▶ **SHORT EXERCISE**
Repeat every record below exactly as it appears.

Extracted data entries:
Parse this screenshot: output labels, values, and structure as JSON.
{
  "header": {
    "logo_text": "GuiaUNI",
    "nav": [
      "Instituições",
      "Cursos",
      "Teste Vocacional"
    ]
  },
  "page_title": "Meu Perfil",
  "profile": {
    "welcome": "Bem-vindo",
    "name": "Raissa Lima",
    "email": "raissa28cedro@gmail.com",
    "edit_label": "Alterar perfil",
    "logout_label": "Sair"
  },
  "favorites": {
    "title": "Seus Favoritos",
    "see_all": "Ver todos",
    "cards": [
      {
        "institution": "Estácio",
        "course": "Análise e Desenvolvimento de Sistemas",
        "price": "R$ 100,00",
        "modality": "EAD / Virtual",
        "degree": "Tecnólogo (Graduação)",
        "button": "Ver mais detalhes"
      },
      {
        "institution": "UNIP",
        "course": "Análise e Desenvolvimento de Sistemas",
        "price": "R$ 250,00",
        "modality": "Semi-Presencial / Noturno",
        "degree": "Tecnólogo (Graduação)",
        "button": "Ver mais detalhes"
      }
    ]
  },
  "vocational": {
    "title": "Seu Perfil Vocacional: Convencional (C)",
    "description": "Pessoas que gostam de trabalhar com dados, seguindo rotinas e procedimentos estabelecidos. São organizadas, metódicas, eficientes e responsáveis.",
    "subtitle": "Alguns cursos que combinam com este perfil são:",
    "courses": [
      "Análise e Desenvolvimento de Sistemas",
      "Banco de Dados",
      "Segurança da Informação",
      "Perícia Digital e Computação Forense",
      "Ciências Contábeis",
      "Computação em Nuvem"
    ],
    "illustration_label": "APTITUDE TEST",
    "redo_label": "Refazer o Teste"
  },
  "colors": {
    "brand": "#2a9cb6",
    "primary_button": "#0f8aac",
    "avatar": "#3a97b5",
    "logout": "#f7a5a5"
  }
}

▶ **FULL SOLUTION**
Parse this screenshot: output labels, values, and structure as JSON.
{
  "header": {
    "logo_text": "GuiaUNI",
    "nav": [
      "Instituições",
      "Cursos",
      "Teste Vocacional"
    ]
  },
  "page_title": "Meu Perfil",
  "profile": {
    "welcome": "Bem-vindo",
    "name": "Raissa Lima",
    "email": "raissa28cedro@gmail.com",
    "edit_label": "Alterar perfil",
    "logout_label": "Sair"
  },
  "favorites": {
    "title": "Seus Favoritos",
    "see_all": "Ver todos",
    "cards": [
      {
        "institution": "Estácio",
        "course": "Análise e Desenvolvimento de Sistemas",
        "price": "R$ 100,00",
        "modality": "EAD / Virtual",
        "degree": "Tecnólogo (Graduação)",
        "button": "Ver mais detalhes"
      },
      {
        "institution": "UNIP",
        "course": "Análise e Desenvolvimento de Sistemas",
        "price": "R$ 250,00",
        "modality": "Semi-Presencial / Noturno",
        "degree": "Tecnólogo (Graduação)",
        "button": "Ver mais detalhes"
      }
    ]
  },
  "vocational": {
    "title": "Seu Perfil Vocacional: Convencional (C)",
    "description": "Pessoas que gostam de trabalhar com dados, seguindo rotinas e procedimentos estabelecidos. São organizadas, metódicas, eficientes e responsáveis.",
    "subtitle": "Alguns cursos que combinam com este perfil são:",
    "courses": [
      "Análise e Desenvolvimento de Sistemas",
      "Banco de Dados",
      "Segurança da Informação",
      "Perícia Digital e Computação Forense",
      "Ciências Contábeis",
      "Computação em Nuvem"
    ],
    "illustration_label": "APTITUDE TEST",
    "redo_label": "Refazer o Teste"
  },
  "colors": {
    "brand": "#2a9cb6",
    "primary_button": "#0f8aac",
    "avatar": "#3a97b5",
    "logout": "#f7a5a5"
  }
}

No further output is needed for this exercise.